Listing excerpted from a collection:
========
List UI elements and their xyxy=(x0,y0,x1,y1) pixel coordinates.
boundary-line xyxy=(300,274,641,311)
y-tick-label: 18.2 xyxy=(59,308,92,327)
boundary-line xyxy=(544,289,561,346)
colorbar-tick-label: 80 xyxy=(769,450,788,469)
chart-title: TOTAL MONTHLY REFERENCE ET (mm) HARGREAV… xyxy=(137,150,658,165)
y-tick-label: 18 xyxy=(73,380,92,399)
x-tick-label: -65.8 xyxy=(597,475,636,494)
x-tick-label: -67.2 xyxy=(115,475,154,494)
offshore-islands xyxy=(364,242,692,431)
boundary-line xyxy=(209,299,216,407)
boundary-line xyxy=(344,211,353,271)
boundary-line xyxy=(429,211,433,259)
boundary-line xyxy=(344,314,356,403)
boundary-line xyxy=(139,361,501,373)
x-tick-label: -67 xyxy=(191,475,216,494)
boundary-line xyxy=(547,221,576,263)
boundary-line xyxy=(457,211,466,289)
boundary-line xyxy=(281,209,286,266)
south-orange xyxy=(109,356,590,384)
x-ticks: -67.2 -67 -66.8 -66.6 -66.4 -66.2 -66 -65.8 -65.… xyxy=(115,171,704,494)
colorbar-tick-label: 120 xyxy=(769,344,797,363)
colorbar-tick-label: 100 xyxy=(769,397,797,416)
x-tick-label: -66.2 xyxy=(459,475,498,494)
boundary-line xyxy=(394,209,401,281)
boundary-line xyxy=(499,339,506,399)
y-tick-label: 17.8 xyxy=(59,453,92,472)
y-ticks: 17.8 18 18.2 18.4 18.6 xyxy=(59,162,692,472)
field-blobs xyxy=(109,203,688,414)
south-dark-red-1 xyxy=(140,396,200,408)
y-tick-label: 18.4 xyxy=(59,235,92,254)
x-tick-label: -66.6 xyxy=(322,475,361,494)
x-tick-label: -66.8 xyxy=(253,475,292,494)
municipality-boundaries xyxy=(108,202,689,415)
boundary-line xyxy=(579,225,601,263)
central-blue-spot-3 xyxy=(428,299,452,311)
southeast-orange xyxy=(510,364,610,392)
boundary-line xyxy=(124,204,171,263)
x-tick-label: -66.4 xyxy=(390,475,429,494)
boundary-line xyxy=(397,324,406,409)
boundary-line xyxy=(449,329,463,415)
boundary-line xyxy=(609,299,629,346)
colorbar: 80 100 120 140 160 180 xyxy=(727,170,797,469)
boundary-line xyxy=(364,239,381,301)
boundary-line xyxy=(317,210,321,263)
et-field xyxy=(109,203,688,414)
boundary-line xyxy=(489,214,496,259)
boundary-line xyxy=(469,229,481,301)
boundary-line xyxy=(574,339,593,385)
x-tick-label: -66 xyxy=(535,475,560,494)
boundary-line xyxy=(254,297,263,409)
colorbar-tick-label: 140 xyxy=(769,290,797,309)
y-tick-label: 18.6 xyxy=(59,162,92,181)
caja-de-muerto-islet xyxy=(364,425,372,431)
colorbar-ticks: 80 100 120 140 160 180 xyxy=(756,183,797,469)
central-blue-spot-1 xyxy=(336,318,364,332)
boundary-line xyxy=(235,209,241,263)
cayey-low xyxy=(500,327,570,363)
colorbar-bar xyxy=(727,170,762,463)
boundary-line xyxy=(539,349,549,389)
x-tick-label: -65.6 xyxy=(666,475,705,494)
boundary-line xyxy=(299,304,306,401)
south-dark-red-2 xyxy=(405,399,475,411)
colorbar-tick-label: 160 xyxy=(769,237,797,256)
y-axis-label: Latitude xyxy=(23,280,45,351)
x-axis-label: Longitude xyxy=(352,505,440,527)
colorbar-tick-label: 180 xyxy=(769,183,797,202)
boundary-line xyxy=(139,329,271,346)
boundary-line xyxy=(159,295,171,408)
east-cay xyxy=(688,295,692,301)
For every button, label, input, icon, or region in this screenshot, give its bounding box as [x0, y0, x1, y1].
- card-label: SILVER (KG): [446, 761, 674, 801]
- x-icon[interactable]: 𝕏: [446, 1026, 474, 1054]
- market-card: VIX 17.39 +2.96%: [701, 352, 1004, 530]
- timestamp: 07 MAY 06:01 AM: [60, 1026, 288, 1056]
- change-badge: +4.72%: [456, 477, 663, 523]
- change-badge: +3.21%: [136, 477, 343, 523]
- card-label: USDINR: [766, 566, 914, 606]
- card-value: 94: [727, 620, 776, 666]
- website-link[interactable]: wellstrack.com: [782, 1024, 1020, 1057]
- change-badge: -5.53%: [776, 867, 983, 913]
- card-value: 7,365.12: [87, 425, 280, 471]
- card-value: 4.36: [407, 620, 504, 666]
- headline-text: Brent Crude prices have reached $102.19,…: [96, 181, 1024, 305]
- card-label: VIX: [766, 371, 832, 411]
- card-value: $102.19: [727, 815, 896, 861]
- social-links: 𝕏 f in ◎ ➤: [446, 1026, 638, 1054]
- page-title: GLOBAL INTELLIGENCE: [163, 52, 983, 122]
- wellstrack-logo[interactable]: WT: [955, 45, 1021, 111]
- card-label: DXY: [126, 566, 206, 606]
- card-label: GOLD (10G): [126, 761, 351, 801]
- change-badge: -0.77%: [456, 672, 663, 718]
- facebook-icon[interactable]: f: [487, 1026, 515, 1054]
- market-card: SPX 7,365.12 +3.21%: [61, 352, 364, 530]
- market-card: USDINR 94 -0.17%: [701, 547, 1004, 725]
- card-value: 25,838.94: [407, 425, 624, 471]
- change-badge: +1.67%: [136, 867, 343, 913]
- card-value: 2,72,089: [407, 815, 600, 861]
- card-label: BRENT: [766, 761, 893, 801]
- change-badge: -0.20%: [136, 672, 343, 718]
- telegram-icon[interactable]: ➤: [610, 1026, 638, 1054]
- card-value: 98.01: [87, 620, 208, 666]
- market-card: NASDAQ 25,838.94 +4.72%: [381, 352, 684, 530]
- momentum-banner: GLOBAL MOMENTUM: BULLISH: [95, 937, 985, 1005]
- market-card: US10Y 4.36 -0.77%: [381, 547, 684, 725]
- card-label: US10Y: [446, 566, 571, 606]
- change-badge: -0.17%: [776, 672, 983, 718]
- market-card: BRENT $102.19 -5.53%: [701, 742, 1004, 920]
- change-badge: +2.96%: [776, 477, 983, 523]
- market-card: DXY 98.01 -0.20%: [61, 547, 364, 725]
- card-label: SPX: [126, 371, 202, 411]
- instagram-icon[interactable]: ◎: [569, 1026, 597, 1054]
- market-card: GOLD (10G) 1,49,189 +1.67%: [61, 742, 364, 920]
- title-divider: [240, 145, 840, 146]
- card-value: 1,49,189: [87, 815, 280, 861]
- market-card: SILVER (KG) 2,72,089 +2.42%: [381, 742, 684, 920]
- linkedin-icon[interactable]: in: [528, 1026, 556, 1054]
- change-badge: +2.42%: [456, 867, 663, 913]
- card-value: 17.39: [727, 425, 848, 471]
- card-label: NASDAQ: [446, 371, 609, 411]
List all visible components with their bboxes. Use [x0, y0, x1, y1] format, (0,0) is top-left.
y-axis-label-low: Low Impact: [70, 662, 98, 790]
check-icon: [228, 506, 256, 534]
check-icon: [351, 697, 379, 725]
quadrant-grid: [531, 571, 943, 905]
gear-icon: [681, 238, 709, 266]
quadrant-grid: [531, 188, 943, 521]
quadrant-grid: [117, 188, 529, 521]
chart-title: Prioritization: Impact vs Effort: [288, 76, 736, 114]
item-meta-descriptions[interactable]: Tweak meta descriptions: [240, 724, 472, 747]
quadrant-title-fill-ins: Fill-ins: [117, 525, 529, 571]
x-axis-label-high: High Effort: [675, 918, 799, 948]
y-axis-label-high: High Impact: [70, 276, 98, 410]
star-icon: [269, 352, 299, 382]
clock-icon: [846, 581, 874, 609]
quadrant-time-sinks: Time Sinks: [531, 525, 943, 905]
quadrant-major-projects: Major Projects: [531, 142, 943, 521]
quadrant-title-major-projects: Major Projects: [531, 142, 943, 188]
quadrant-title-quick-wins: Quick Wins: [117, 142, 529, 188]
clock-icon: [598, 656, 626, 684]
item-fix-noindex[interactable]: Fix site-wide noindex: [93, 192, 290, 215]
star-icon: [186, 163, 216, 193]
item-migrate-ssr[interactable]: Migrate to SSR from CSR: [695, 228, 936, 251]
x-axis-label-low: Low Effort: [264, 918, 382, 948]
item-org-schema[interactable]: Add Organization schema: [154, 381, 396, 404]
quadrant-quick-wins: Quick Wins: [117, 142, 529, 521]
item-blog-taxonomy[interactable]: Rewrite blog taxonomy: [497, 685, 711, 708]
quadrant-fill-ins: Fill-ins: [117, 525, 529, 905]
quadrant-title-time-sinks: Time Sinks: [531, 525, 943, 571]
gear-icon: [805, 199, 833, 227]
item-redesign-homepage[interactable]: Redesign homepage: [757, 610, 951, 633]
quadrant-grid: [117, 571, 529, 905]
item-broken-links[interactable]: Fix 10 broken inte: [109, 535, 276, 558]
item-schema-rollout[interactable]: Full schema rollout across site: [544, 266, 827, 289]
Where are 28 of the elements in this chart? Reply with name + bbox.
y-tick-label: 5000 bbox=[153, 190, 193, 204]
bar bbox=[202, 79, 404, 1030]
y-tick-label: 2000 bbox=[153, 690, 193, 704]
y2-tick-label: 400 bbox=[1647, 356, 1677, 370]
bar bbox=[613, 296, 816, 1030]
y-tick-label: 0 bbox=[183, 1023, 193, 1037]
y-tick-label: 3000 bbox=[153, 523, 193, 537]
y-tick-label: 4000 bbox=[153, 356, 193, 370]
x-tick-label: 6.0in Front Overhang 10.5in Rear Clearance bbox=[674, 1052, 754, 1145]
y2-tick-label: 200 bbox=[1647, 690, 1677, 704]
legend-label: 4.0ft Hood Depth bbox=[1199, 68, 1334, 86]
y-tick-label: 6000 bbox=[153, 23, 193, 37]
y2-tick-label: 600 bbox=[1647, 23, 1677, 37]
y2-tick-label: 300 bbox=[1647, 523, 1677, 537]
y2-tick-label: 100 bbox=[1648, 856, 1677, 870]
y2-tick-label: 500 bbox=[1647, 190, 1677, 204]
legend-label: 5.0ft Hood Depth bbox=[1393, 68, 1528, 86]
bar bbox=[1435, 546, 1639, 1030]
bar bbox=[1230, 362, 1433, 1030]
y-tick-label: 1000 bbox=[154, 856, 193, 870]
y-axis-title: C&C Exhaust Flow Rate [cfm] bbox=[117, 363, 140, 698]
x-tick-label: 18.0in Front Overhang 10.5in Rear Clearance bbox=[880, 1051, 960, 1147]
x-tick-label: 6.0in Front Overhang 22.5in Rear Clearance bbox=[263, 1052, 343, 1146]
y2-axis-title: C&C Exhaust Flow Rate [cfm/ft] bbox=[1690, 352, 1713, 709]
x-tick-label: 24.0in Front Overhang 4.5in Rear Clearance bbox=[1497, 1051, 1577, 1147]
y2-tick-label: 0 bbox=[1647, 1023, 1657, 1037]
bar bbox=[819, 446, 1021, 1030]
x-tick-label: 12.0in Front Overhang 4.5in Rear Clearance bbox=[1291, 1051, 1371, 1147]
========
The task:
Can you give the listing from its first line through the line containing "boundary-line xyxy=(139,361,501,373)" as a numbered list, with blank lines left out?

Final answer:
1. List UI elements and their xyxy=(x0,y0,x1,y1) pixel coordinates.
2. boundary-line xyxy=(300,274,641,311)
3. y-tick-label: 18.2 xyxy=(59,308,92,327)
4. boundary-line xyxy=(544,289,561,346)
5. colorbar-tick-label: 80 xyxy=(769,450,788,469)
6. chart-title: TOTAL MONTHLY REFERENCE ET (mm) HARGREAV… xyxy=(137,150,658,165)
7. y-tick-label: 18 xyxy=(73,380,92,399)
8. x-tick-label: -65.8 xyxy=(597,475,636,494)
9. x-tick-label: -67.2 xyxy=(115,475,154,494)
10. offshore-islands xyxy=(364,242,692,431)
11. boundary-line xyxy=(209,299,216,407)
12. boundary-line xyxy=(344,211,353,271)
13. boundary-line xyxy=(429,211,433,259)
14. boundary-line xyxy=(344,314,356,403)
15. boundary-line xyxy=(139,361,501,373)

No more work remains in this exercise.